Below is a block of records: output all of them exactly and leave out the pictures.

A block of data
------------------------------------------------
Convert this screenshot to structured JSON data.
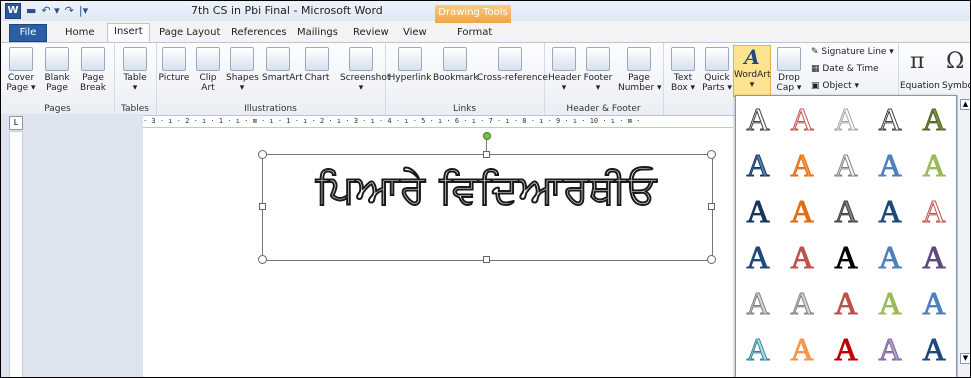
{
  "window": {
    "title": "7th CS in Pbi Final  -  Microsoft Word",
    "context_tab": "Drawing Tools",
    "qat_icons": [
      "word-app-icon",
      "save-icon",
      "undo-icon",
      "redo-icon",
      "customize-icon"
    ]
  },
  "tabs": [
    "File",
    "Home",
    "Insert",
    "Page Layout",
    "References",
    "Mailings",
    "Review",
    "View",
    "Format"
  ],
  "active_tab": "Insert",
  "ribbon": {
    "pages": {
      "label": "Pages",
      "buttons": [
        "Cover\nPage ▾",
        "Blank\nPage",
        "Page\nBreak"
      ]
    },
    "tables": {
      "label": "Tables",
      "buttons": [
        "Table\n▾"
      ]
    },
    "illustrations": {
      "label": "Illustrations",
      "buttons": [
        "Picture",
        "Clip\nArt",
        "Shapes\n▾",
        "SmartArt",
        "Chart",
        "Screenshot\n▾"
      ]
    },
    "links": {
      "label": "Links",
      "buttons": [
        "Hyperlink",
        "Bookmark",
        "Cross-reference"
      ]
    },
    "header_footer": {
      "label": "Header & Footer",
      "buttons": [
        "Header\n▾",
        "Footer\n▾",
        "Page\nNumber ▾"
      ]
    },
    "text": {
      "buttons": [
        "Text\nBox ▾",
        "Quick\nParts ▾",
        "WordArt\n▾",
        "Drop\nCap ▾"
      ],
      "small": [
        "Signature Line ▾",
        "Date & Time",
        "Object ▾"
      ]
    },
    "symbols": {
      "buttons": [
        "Equation",
        "Symbol"
      ],
      "glyphs": [
        "π",
        "Ω"
      ]
    }
  },
  "ruler_text": "· 3 · ı · 2 · ı · 1 · ı · ⊠ · ı · 1 · ı · 2 · ı · 3 · ı · 4 · ı · 5 · ı · 6 · ı · 7 · ı · 8 · ı · 9 · ı · 10 · ı · ⊠ ·",
  "document": {
    "wordart_text": "ਪਿਆਰੇ ਵਿਦਿਆਰਥੀਓ"
  },
  "gallery": {
    "letter": "A",
    "rows": [
      [
        "#ffffff",
        "#ffffff",
        "#ffffff",
        "#ffffff",
        "#76923c"
      ],
      [
        "#4f81bd",
        "#f79646",
        "#ffffff",
        "#4f81bd",
        "#9bbb59"
      ],
      [
        "#17365d",
        "#e36c09",
        "#7f7f7f",
        "#1f497d",
        "#ffffff"
      ],
      [
        "#1f497d",
        "#c0504d",
        "#000000",
        "#4f81bd",
        "#5f497a"
      ],
      [
        "#d9d9d9",
        "#d9d9d9",
        "#c0504d",
        "#9bbb59",
        "#4f81bd"
      ],
      [
        "#b7dde8",
        "#f79646",
        "#c00000",
        "#b2a1c7",
        "#1f497d"
      ]
    ],
    "strokes": [
      [
        "#404040",
        "#c0504d",
        "#a6a6a6",
        "#404040",
        "#4f6228"
      ],
      [
        "#17365d",
        "#e36c09",
        "#7f7f7f",
        "#4f81bd",
        "#9bbb59"
      ],
      [
        "#17365d",
        "#e36c09",
        "#404040",
        "#1f497d",
        "#c0504d"
      ],
      [
        "#1f497d",
        "#c0504d",
        "#000000",
        "#4f81bd",
        "#5f497a"
      ],
      [
        "#808080",
        "#808080",
        "#c0504d",
        "#9bbb59",
        "#4f81bd"
      ],
      [
        "#31859b",
        "#f79646",
        "#c00000",
        "#8064a2",
        "#1f497d"
      ]
    ]
  }
}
------------------------------------------------
Expected answer
Convert this screenshot to structured JSON data.
{
  "window": {
    "title": "7th CS in Pbi Final  -  Microsoft Word",
    "context_tab": "Drawing Tools",
    "qat_icons": [
      "word-app-icon",
      "save-icon",
      "undo-icon",
      "redo-icon",
      "customize-icon"
    ]
  },
  "tabs": [
    "File",
    "Home",
    "Insert",
    "Page Layout",
    "References",
    "Mailings",
    "Review",
    "View",
    "Format"
  ],
  "active_tab": "Insert",
  "ribbon": {
    "pages": {
      "label": "Pages",
      "buttons": [
        "Cover\nPage ▾",
        "Blank\nPage",
        "Page\nBreak"
      ]
    },
    "tables": {
      "label": "Tables",
      "buttons": [
        "Table\n▾"
      ]
    },
    "illustrations": {
      "label": "Illustrations",
      "buttons": [
        "Picture",
        "Clip\nArt",
        "Shapes\n▾",
        "SmartArt",
        "Chart",
        "Screenshot\n▾"
      ]
    },
    "links": {
      "label": "Links",
      "buttons": [
        "Hyperlink",
        "Bookmark",
        "Cross-reference"
      ]
    },
    "header_footer": {
      "label": "Header & Footer",
      "buttons": [
        "Header\n▾",
        "Footer\n▾",
        "Page\nNumber ▾"
      ]
    },
    "text": {
      "buttons": [
        "Text\nBox ▾",
        "Quick\nParts ▾",
        "WordArt\n▾",
        "Drop\nCap ▾"
      ],
      "small": [
        "Signature Line ▾",
        "Date & Time",
        "Object ▾"
      ]
    },
    "symbols": {
      "buttons": [
        "Equation",
        "Symbol"
      ],
      "glyphs": [
        "π",
        "Ω"
      ]
    }
  },
  "ruler_text": "· 3 · ı · 2 · ı · 1 · ı · ⊠ · ı · 1 · ı · 2 · ı · 3 · ı · 4 · ı · 5 · ı · 6 · ı · 7 · ı · 8 · ı · 9 · ı · 10 · ı · ⊠ ·",
  "document": {
    "wordart_text": "ਪਿਆਰੇ ਵਿਦਿਆਰਥੀਓ"
  },
  "gallery": {
    "letter": "A",
    "rows": [
      [
        "#ffffff",
        "#ffffff",
        "#ffffff",
        "#ffffff",
        "#76923c"
      ],
      [
        "#4f81bd",
        "#f79646",
        "#ffffff",
        "#4f81bd",
        "#9bbb59"
      ],
      [
        "#17365d",
        "#e36c09",
        "#7f7f7f",
        "#1f497d",
        "#ffffff"
      ],
      [
        "#1f497d",
        "#c0504d",
        "#000000",
        "#4f81bd",
        "#5f497a"
      ],
      [
        "#d9d9d9",
        "#d9d9d9",
        "#c0504d",
        "#9bbb59",
        "#4f81bd"
      ],
      [
        "#b7dde8",
        "#f79646",
        "#c00000",
        "#b2a1c7",
        "#1f497d"
      ]
    ],
    "strokes": [
      [
        "#404040",
        "#c0504d",
        "#a6a6a6",
        "#404040",
        "#4f6228"
      ],
      [
        "#17365d",
        "#e36c09",
        "#7f7f7f",
        "#4f81bd",
        "#9bbb59"
      ],
      [
        "#17365d",
        "#e36c09",
        "#404040",
        "#1f497d",
        "#c0504d"
      ],
      [
        "#1f497d",
        "#c0504d",
        "#000000",
        "#4f81bd",
        "#5f497a"
      ],
      [
        "#808080",
        "#808080",
        "#c0504d",
        "#9bbb59",
        "#4f81bd"
      ],
      [
        "#31859b",
        "#f79646",
        "#c00000",
        "#8064a2",
        "#1f497d"
      ]
    ]
  }
}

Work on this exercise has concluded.